● **Given exercise**
Each entry below should be echoed exactly, with pictures omitted.

Dataset records on visual material
□ □ □
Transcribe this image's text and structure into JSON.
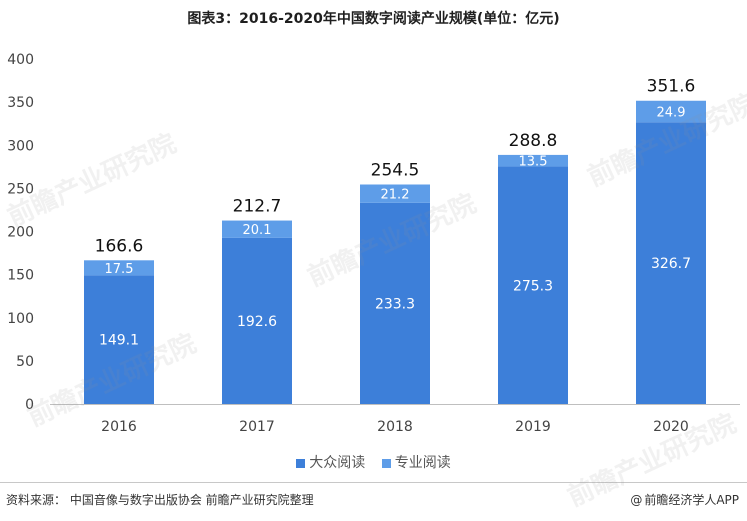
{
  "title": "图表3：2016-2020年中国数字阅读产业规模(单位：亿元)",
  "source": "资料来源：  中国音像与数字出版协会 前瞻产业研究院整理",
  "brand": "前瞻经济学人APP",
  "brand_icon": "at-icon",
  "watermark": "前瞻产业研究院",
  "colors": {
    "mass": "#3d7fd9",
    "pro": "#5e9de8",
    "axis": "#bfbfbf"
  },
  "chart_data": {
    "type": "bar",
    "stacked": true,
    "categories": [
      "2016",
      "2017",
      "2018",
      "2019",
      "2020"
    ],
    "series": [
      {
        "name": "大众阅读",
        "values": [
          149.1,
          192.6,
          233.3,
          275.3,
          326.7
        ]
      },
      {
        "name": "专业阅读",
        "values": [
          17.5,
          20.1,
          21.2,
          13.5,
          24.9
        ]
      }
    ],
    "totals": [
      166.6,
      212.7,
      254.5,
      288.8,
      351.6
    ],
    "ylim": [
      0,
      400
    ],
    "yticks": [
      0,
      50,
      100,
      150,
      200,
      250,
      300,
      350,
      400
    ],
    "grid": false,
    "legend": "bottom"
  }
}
□ □ □
● **Reply**
Transcribe this image's text and structure into JSON.
{
  "title": "图表3：2016-2020年中国数字阅读产业规模(单位：亿元)",
  "source": "资料来源：  中国音像与数字出版协会 前瞻产业研究院整理",
  "brand": "前瞻经济学人APP",
  "brand_icon": "at-icon",
  "watermark": "前瞻产业研究院",
  "colors": {
    "mass": "#3d7fd9",
    "pro": "#5e9de8",
    "axis": "#bfbfbf"
  },
  "chart_data": {
    "type": "bar",
    "stacked": true,
    "categories": [
      "2016",
      "2017",
      "2018",
      "2019",
      "2020"
    ],
    "series": [
      {
        "name": "大众阅读",
        "values": [
          149.1,
          192.6,
          233.3,
          275.3,
          326.7
        ]
      },
      {
        "name": "专业阅读",
        "values": [
          17.5,
          20.1,
          21.2,
          13.5,
          24.9
        ]
      }
    ],
    "totals": [
      166.6,
      212.7,
      254.5,
      288.8,
      351.6
    ],
    "ylim": [
      0,
      400
    ],
    "yticks": [
      0,
      50,
      100,
      150,
      200,
      250,
      300,
      350,
      400
    ],
    "grid": false,
    "legend": "bottom"
  }
}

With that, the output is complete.